--- Begin DATASET RECORDS ---
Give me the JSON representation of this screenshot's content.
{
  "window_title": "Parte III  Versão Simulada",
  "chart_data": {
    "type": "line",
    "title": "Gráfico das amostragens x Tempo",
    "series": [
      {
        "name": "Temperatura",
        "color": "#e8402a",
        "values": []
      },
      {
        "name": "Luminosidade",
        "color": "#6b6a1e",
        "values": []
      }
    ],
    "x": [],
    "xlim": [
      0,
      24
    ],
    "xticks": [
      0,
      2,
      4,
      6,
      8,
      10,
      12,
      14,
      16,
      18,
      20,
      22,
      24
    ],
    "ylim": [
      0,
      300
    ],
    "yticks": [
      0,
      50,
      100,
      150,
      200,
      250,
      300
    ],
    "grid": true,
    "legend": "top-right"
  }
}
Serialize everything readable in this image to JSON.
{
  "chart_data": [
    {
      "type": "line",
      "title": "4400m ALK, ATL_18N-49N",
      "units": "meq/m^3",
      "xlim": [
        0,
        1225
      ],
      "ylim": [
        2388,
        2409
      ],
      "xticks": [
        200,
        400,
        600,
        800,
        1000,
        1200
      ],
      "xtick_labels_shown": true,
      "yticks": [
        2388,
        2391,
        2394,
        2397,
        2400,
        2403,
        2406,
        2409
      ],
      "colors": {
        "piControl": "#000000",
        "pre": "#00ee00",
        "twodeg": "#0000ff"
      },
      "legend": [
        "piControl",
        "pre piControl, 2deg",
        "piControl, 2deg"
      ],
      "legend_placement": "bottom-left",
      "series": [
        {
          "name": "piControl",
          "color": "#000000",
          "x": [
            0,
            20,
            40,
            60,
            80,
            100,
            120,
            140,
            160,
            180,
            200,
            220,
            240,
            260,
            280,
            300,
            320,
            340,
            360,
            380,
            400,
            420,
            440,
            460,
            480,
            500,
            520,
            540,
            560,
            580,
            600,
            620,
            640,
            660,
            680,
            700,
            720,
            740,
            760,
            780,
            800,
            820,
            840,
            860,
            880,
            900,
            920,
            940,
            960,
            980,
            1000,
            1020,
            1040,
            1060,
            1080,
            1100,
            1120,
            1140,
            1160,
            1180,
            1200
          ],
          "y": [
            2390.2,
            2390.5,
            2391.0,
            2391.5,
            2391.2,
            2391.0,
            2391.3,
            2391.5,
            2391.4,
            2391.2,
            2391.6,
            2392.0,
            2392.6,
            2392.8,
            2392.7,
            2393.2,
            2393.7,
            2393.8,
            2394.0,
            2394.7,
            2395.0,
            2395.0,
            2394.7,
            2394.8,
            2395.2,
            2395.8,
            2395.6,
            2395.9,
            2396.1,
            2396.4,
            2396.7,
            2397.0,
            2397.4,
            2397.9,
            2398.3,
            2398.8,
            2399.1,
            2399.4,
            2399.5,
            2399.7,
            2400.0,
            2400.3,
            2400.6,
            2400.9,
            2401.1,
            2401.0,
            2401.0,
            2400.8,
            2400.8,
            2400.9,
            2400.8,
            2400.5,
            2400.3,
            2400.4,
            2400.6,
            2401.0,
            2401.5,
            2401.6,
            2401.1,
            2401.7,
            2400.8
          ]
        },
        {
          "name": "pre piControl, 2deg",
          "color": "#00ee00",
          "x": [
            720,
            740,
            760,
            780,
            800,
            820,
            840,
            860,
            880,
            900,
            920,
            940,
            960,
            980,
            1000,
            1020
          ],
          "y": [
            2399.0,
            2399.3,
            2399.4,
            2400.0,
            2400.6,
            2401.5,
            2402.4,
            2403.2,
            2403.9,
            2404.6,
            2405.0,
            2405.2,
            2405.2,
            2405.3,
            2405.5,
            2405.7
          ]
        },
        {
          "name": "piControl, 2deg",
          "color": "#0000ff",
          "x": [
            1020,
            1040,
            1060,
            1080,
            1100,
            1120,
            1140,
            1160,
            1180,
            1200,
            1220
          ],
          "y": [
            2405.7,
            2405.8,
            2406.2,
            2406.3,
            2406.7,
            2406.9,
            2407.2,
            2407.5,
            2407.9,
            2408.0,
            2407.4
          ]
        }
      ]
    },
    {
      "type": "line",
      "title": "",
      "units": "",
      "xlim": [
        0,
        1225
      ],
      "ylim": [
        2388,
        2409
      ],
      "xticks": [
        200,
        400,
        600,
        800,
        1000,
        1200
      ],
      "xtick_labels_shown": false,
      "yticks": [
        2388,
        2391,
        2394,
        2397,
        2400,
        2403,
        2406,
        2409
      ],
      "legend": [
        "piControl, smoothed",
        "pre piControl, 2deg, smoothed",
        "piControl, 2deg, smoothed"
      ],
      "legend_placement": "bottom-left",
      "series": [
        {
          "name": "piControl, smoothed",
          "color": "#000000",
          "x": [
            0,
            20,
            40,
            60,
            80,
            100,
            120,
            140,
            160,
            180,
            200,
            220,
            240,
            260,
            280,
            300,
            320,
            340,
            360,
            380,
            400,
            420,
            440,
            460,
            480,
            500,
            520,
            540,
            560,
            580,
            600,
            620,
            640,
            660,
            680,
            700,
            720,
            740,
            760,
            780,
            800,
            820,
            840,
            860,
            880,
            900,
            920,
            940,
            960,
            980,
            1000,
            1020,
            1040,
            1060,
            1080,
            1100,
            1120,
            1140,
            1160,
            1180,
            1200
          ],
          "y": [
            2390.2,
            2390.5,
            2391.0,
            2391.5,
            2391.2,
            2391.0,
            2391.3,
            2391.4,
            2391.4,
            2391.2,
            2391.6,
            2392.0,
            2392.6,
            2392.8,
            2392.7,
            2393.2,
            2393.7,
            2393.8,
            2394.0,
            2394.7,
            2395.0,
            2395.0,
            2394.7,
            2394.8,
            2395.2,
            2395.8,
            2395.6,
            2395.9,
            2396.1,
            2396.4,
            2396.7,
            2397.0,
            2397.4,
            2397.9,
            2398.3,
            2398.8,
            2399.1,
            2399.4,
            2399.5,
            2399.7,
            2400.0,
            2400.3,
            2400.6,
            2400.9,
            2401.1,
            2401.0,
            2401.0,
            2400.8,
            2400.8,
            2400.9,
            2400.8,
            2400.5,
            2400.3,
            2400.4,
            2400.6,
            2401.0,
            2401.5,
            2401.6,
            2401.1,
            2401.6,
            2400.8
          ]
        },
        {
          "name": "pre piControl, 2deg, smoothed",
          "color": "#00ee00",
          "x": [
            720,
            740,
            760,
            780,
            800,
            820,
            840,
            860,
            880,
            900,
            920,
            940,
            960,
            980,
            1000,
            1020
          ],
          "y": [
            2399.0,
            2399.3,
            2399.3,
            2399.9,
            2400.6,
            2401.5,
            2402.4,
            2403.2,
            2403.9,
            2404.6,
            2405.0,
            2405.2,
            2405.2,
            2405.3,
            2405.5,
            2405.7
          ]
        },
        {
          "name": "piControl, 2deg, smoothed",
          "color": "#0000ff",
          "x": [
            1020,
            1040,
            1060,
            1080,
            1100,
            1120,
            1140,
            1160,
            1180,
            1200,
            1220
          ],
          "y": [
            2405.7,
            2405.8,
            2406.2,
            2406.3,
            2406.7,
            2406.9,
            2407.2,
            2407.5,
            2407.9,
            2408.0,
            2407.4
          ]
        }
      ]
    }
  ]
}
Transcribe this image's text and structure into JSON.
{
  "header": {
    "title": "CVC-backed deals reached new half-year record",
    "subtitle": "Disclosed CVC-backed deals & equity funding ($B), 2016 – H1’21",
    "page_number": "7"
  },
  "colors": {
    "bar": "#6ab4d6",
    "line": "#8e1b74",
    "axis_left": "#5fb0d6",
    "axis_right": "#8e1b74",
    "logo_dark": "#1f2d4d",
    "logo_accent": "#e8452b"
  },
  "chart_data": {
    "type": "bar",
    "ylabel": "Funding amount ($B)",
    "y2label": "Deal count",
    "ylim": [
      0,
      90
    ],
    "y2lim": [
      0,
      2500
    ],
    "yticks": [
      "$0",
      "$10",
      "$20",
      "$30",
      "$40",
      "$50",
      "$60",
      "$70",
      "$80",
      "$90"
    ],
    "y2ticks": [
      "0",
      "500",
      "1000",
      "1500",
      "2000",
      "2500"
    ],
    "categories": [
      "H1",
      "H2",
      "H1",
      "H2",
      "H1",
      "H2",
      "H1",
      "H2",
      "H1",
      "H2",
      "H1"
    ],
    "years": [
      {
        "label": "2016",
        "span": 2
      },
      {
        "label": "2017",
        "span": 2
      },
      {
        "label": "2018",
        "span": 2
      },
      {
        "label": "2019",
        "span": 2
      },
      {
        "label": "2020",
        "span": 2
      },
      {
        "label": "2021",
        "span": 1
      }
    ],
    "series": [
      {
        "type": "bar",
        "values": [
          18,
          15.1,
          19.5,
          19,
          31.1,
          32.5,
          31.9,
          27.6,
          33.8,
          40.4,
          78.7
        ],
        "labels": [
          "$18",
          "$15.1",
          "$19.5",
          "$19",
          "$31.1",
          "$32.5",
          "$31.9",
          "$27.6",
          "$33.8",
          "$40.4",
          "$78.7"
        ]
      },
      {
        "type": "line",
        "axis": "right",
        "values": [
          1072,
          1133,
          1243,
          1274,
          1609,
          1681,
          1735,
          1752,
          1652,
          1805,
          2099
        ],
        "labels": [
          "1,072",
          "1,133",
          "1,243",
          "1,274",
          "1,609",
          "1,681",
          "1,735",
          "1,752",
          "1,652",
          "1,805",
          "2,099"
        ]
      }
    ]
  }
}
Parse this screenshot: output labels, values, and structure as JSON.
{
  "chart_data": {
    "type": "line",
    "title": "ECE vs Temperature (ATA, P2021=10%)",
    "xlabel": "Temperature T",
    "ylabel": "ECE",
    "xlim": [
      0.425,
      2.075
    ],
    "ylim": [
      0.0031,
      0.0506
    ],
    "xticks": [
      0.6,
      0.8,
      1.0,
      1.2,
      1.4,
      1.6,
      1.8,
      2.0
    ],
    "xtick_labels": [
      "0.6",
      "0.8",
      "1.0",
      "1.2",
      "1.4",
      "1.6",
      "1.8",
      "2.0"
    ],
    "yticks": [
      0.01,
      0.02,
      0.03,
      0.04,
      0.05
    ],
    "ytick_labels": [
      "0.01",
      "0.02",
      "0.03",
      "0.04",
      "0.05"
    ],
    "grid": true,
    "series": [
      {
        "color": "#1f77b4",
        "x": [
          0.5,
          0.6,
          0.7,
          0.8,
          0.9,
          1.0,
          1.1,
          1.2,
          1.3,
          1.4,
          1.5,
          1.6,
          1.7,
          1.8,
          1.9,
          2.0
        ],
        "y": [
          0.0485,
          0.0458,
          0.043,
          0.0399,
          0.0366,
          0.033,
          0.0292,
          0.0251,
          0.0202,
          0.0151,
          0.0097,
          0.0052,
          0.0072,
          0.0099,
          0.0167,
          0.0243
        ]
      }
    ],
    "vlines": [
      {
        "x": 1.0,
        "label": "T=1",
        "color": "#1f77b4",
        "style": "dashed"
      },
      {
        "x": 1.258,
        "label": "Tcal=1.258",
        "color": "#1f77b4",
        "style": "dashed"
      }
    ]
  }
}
--- End DATASET RECORDS ---
◆ **WHAT IS REQUIRED**
Identify all lines in the records above with the word "smoothed".

◆ **CORRECT ANSWER**
        "piControl, smoothed",
        "pre piControl, 2deg, smoothed",
        "piControl, 2deg, smoothed"
          "name": "piControl, smoothed",
          "name": "pre piControl, 2deg, smoothed",
          "name": "piControl, 2deg, smoothed",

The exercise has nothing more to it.